■ Task brief
Give a count of the lines below that have the string "title" in them, with no other words.

— Start —

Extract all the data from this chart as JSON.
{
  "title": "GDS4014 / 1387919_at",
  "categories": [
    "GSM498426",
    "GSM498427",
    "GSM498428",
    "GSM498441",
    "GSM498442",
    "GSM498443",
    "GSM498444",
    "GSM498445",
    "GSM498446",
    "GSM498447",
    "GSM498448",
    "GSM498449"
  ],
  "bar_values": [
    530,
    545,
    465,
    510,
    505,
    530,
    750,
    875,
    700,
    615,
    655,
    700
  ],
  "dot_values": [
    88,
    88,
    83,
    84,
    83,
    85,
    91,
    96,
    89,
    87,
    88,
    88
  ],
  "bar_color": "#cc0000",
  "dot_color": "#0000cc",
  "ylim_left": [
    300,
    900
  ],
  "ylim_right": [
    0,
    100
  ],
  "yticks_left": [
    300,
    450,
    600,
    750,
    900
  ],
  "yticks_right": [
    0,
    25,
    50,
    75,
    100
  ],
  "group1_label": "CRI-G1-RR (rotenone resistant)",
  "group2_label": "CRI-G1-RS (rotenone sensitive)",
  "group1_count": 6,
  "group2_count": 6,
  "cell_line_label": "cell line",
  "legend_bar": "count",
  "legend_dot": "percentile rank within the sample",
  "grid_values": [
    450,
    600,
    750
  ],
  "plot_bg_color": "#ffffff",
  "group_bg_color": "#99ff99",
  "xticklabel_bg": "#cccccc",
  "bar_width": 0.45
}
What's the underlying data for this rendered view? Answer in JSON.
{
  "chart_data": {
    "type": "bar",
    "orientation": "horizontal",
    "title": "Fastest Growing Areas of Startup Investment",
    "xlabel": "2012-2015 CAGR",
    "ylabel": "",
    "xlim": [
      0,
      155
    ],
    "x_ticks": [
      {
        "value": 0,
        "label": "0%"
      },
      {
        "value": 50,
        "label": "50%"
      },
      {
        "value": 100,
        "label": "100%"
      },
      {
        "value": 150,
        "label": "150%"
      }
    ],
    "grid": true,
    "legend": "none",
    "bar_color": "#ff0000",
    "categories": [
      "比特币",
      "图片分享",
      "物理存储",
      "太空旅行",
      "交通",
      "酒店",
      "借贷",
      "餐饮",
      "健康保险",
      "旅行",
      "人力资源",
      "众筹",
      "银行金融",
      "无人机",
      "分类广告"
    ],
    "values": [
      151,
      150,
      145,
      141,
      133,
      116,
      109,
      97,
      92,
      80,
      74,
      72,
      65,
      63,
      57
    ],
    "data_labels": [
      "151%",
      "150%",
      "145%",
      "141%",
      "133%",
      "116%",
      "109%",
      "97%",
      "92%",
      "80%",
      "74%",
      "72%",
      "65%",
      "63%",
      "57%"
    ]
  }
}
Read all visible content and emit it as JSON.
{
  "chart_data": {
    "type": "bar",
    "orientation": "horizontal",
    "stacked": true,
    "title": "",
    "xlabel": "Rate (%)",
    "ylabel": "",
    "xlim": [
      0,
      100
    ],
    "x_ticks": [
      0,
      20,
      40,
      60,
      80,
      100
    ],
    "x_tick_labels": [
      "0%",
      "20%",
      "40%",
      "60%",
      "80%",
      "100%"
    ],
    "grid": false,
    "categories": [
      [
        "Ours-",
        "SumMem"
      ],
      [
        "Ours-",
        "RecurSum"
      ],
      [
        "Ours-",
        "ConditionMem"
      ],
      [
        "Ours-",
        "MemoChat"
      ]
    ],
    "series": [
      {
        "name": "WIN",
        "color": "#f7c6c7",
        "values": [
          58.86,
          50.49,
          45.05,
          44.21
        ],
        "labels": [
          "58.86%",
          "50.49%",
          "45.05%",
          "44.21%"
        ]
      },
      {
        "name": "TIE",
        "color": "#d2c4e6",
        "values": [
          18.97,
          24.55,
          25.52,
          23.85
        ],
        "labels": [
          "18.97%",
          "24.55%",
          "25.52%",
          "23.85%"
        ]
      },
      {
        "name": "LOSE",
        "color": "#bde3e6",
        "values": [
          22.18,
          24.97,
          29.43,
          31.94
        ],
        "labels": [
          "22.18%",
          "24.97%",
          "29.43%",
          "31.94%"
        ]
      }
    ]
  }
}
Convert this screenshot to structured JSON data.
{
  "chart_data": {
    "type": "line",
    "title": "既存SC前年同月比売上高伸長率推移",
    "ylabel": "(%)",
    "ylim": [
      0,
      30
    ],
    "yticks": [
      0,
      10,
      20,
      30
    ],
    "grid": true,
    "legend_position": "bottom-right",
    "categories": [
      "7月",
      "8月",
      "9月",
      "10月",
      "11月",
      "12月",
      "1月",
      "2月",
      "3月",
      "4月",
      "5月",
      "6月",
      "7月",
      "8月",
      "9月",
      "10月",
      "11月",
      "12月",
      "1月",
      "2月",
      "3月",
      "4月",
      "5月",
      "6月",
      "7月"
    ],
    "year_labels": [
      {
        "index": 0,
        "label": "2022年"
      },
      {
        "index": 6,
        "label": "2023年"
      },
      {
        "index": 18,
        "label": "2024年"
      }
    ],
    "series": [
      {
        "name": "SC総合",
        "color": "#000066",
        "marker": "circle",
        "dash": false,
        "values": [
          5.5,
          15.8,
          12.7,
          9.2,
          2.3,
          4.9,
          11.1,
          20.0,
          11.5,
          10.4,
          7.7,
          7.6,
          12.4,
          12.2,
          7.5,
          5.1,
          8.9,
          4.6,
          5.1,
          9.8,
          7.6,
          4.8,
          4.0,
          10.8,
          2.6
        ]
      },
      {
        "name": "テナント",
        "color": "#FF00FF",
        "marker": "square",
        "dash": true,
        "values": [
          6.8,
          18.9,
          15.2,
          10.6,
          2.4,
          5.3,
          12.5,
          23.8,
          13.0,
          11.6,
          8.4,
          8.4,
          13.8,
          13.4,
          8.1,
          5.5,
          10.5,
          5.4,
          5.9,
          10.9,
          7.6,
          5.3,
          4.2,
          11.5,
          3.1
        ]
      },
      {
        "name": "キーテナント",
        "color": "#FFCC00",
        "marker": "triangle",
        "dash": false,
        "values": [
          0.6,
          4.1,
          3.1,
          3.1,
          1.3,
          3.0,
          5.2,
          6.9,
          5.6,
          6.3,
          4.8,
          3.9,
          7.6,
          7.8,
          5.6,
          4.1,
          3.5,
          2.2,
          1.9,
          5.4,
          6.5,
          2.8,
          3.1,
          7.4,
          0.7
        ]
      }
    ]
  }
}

— End —

■ Result of this exercise
4